__What you should do__: Copy every line of the data below word for word, leaving out the pictures.
========================
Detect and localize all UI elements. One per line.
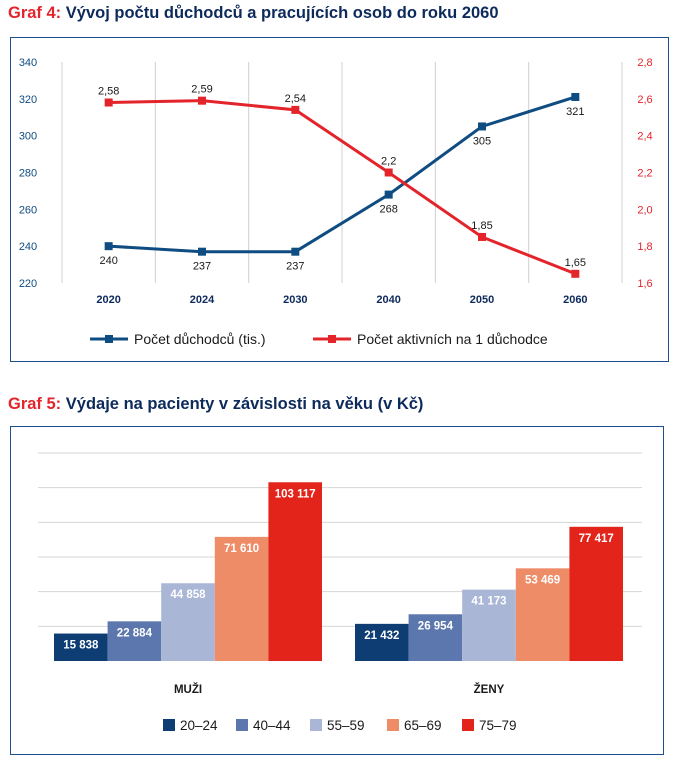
chart1-legend-swatch-marker <box>328 335 336 343</box>
chart2-bar <box>569 526 623 661</box>
chart1-data-label-pensioners: 237 <box>193 261 211 273</box>
chart2-title-prefix: Graf 5: <box>8 395 62 413</box>
chart2-bar <box>268 482 322 661</box>
chart2-legend-label: 75–79 <box>479 718 517 733</box>
chart1-point-active <box>104 98 113 107</box>
chart2-frame <box>10 426 664 755</box>
chart2-bar-label: 53 469 <box>525 574 560 586</box>
chart1-data-label-active: 1,85 <box>471 220 492 232</box>
chart2-legend-label: 20–24 <box>180 718 218 733</box>
chart2-title: Graf 5: Výdaje na pacienty v závislosti … <box>8 395 423 414</box>
chart1-right-tick-label: 2,0 <box>637 204 652 216</box>
chart1-legend-label: Počet důchodců (tis.) <box>134 331 266 347</box>
chart1-point-active <box>198 96 206 105</box>
chart1-series-line-active <box>108 99 576 276</box>
chart1-left-tick-label: 220 <box>19 278 37 290</box>
chart1-point-active <box>384 168 393 177</box>
chart1-point-pensioners <box>104 242 113 251</box>
chart2-bar <box>355 623 409 661</box>
chart2-legend-swatch <box>163 719 175 731</box>
chart1-right-tick-label: 2,8 <box>637 57 652 69</box>
chart2-legend-swatch <box>462 719 474 731</box>
chart1-point-active <box>291 105 300 114</box>
chart1-frame <box>10 37 669 362</box>
chart2-bar <box>214 536 269 661</box>
chart1-point-active <box>478 232 486 241</box>
chart1-x-tick-label: 2030 <box>283 294 307 306</box>
chart1-right-tick-label: 1,8 <box>637 241 652 253</box>
chart2-legend-swatch <box>310 719 322 731</box>
chart2-bar <box>107 621 162 661</box>
chart1-x-tick-label: 2024 <box>190 294 215 306</box>
chart1-right-tick-label: 1,6 <box>637 278 652 290</box>
chart2-category-label: ŽENY <box>474 683 505 696</box>
chart2-bar-label: 21 432 <box>364 630 399 642</box>
chart1-left-tick-label: 280 <box>19 168 37 180</box>
chart2-bar-label: 41 173 <box>471 596 506 608</box>
chart2-bar <box>515 568 570 661</box>
chart1-x-tick-label: 2020 <box>96 294 120 306</box>
chart1-x-tick-label: 2040 <box>376 294 400 306</box>
chart1-x-tick-label: 2050 <box>470 294 494 306</box>
chart1-data-label-pensioners: 268 <box>379 204 397 216</box>
chart1-data-label-active: 2,58 <box>98 86 119 98</box>
chart1-point-active <box>571 269 580 278</box>
chart2-legend-swatch <box>387 719 399 731</box>
chart1-series-line-pensioners <box>108 95 576 254</box>
chart1-left-tick-label: 260 <box>19 204 37 216</box>
chart2-bar <box>462 589 516 661</box>
chart1-left-tick-label: 240 <box>19 241 37 253</box>
chart1-data-label-pensioners: 305 <box>473 135 491 147</box>
chart2-legend-label: 40–44 <box>253 718 291 733</box>
chart1-point-pensioners <box>198 247 206 256</box>
chart1-data-label-active: 2,59 <box>191 84 212 96</box>
chart2-bar-label: 15 838 <box>63 640 99 652</box>
chart2-bar-label: 77 417 <box>579 533 614 545</box>
chart1-data-label-active: 2,2 <box>381 156 396 168</box>
chart1-data-label-pensioners: 237 <box>286 261 304 273</box>
chart2-bar-label: 103 117 <box>275 488 316 500</box>
chart1-point-pensioners <box>571 92 580 101</box>
chart2-legend-label: 55–59 <box>327 718 365 733</box>
chart2-bar-label: 44 858 <box>170 589 206 601</box>
chart1-title-text: Vývoj počtu důchodců a pracujících osob … <box>65 4 499 22</box>
chart2-bar-label: 26 954 <box>418 620 454 632</box>
chart2-legend-label: 65–69 <box>404 718 442 733</box>
chart1-point-pensioners <box>384 190 393 199</box>
chart2-bar <box>408 614 463 661</box>
chart1-left-tick-label: 320 <box>19 94 37 106</box>
chart1-data-label-pensioners: 321 <box>566 106 584 118</box>
chart1-left-tick-label: 300 <box>19 131 37 143</box>
chart1-point-pensioners <box>478 122 486 131</box>
chart1-data-label-active: 1,65 <box>565 257 586 269</box>
chart2-legend-swatch <box>236 719 248 731</box>
chart1-data-label-pensioners: 240 <box>99 255 117 267</box>
chart2-bar <box>161 583 215 661</box>
chart1-right-tick-label: 2,2 <box>637 168 652 180</box>
chart2-title-text: Výdaje na pacienty v závislosti na věku … <box>65 395 424 413</box>
chart1-legend-swatch-marker <box>105 335 113 343</box>
chart1-data-label-active: 2,54 <box>285 93 306 105</box>
chart1-legend-label: Počet aktivních na 1 důchodce <box>357 331 548 347</box>
chart2-bar <box>54 633 108 661</box>
chart1-left-tick-label: 340 <box>19 57 37 69</box>
chart2-bar-label: 71 610 <box>224 543 259 555</box>
chart1-x-tick-label: 2060 <box>563 294 587 306</box>
chart2-category-label: MUŽI <box>174 683 202 696</box>
chart1-title-prefix: Graf 4: <box>8 4 62 22</box>
chart1-right-tick-label: 2,4 <box>637 131 652 143</box>
chart1-title: Graf 4: Vývoj počtu důchodců a pracující… <box>8 4 499 23</box>
chart1-right-tick-label: 2,6 <box>637 94 652 106</box>
chart2-bar-label: 22 884 <box>117 627 153 639</box>
chart1-point-pensioners <box>291 247 300 256</box>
========================
__Exercise solution__:
Detect and localize all UI elements. One per line.
chart1-legend-swatch-marker <box>328 335 336 343</box>
chart2-bar <box>569 526 623 661</box>
chart1-data-label-pensioners: 237 <box>193 261 211 273</box>
chart2-title-prefix: Graf 5: <box>8 395 62 413</box>
chart2-bar <box>268 482 322 661</box>
chart2-legend-label: 75–79 <box>479 718 517 733</box>
chart1-point-active <box>104 98 113 107</box>
chart2-frame <box>10 426 664 755</box>
chart2-bar-label: 53 469 <box>525 574 560 586</box>
chart1-data-label-active: 1,85 <box>471 220 492 232</box>
chart2-legend-label: 20–24 <box>180 718 218 733</box>
chart2-title: Graf 5: Výdaje na pacienty v závislosti … <box>8 395 423 414</box>
chart1-right-tick-label: 2,0 <box>637 204 652 216</box>
chart1-legend-label: Počet důchodců (tis.) <box>134 331 266 347</box>
chart1-point-active <box>198 96 206 105</box>
chart1-series-line-active <box>108 99 576 276</box>
chart1-left-tick-label: 220 <box>19 278 37 290</box>
chart1-point-active <box>384 168 393 177</box>
chart1-point-pensioners <box>104 242 113 251</box>
chart2-bar <box>355 623 409 661</box>
chart2-legend-swatch <box>163 719 175 731</box>
chart1-right-tick-label: 2,8 <box>637 57 652 69</box>
chart2-legend-swatch <box>462 719 474 731</box>
chart1-point-active <box>291 105 300 114</box>
chart1-frame <box>10 37 669 362</box>
chart2-bar <box>214 536 269 661</box>
chart1-point-active <box>478 232 486 241</box>
chart1-x-tick-label: 2030 <box>283 294 307 306</box>
chart1-right-tick-label: 1,8 <box>637 241 652 253</box>
chart2-legend-swatch <box>310 719 322 731</box>
chart2-bar <box>107 621 162 661</box>
chart1-x-tick-label: 2024 <box>190 294 215 306</box>
chart1-right-tick-label: 1,6 <box>637 278 652 290</box>
chart2-category-label: ŽENY <box>474 683 505 696</box>
chart2-bar-label: 21 432 <box>364 630 399 642</box>
chart1-left-tick-label: 280 <box>19 168 37 180</box>
chart2-bar-label: 41 173 <box>471 596 506 608</box>
chart2-bar <box>515 568 570 661</box>
chart1-x-tick-label: 2020 <box>96 294 120 306</box>
chart1-x-tick-label: 2040 <box>376 294 400 306</box>
chart1-x-tick-label: 2050 <box>470 294 494 306</box>
chart1-data-label-pensioners: 268 <box>379 204 397 216</box>
chart1-data-label-active: 2,58 <box>98 86 119 98</box>
chart1-point-active <box>571 269 580 278</box>
chart2-legend-swatch <box>387 719 399 731</box>
chart1-series-line-pensioners <box>108 95 576 254</box>
chart1-left-tick-label: 260 <box>19 204 37 216</box>
chart2-bar <box>462 589 516 661</box>
chart1-left-tick-label: 240 <box>19 241 37 253</box>
chart1-data-label-pensioners: 305 <box>473 135 491 147</box>
chart2-legend-label: 40–44 <box>253 718 291 733</box>
chart1-point-pensioners <box>198 247 206 256</box>
chart1-data-label-active: 2,59 <box>191 84 212 96</box>
chart2-bar-label: 15 838 <box>63 640 99 652</box>
chart2-bar-label: 77 417 <box>579 533 614 545</box>
chart1-data-label-active: 2,2 <box>381 156 396 168</box>
chart1-data-label-pensioners: 237 <box>286 261 304 273</box>
chart2-bar-label: 103 117 <box>275 488 316 500</box>
chart1-point-pensioners <box>571 92 580 101</box>
chart2-legend-label: 55–59 <box>327 718 365 733</box>
chart2-bar-label: 44 858 <box>170 589 206 601</box>
chart1-title-text: Vývoj počtu důchodců a pracujících osob … <box>65 4 499 22</box>
chart2-bar-label: 26 954 <box>418 620 454 632</box>
chart2-legend-label: 65–69 <box>404 718 442 733</box>
chart1-point-pensioners <box>384 190 393 199</box>
chart2-bar <box>408 614 463 661</box>
chart1-left-tick-label: 320 <box>19 94 37 106</box>
chart1-data-label-pensioners: 321 <box>566 106 584 118</box>
chart1-left-tick-label: 300 <box>19 131 37 143</box>
chart1-point-pensioners <box>478 122 486 131</box>
chart1-data-label-active: 1,65 <box>565 257 586 269</box>
chart2-legend-swatch <box>236 719 248 731</box>
chart1-data-label-pensioners: 240 <box>99 255 117 267</box>
chart2-bar <box>161 583 215 661</box>
chart1-right-tick-label: 2,2 <box>637 168 652 180</box>
chart2-title-text: Výdaje na pacienty v závislosti na věku … <box>65 395 424 413</box>
chart1-legend-swatch-marker <box>105 335 113 343</box>
chart1-data-label-active: 2,54 <box>285 93 306 105</box>
chart1-legend-label: Počet aktivních na 1 důchodce <box>357 331 548 347</box>
chart2-bar <box>54 633 108 661</box>
chart1-left-tick-label: 340 <box>19 57 37 69</box>
chart2-bar-label: 71 610 <box>224 543 259 555</box>
chart1-x-tick-label: 2060 <box>563 294 587 306</box>
chart2-category-label: MUŽI <box>174 683 202 696</box>
chart1-title-prefix: Graf 4: <box>8 4 62 22</box>
chart1-right-tick-label: 2,4 <box>637 131 652 143</box>
chart1-title: Graf 4: Vývoj počtu důchodců a pracující… <box>8 4 499 23</box>
chart1-right-tick-label: 2,6 <box>637 94 652 106</box>
chart2-bar-label: 22 884 <box>117 627 153 639</box>
chart1-point-pensioners <box>291 247 300 256</box>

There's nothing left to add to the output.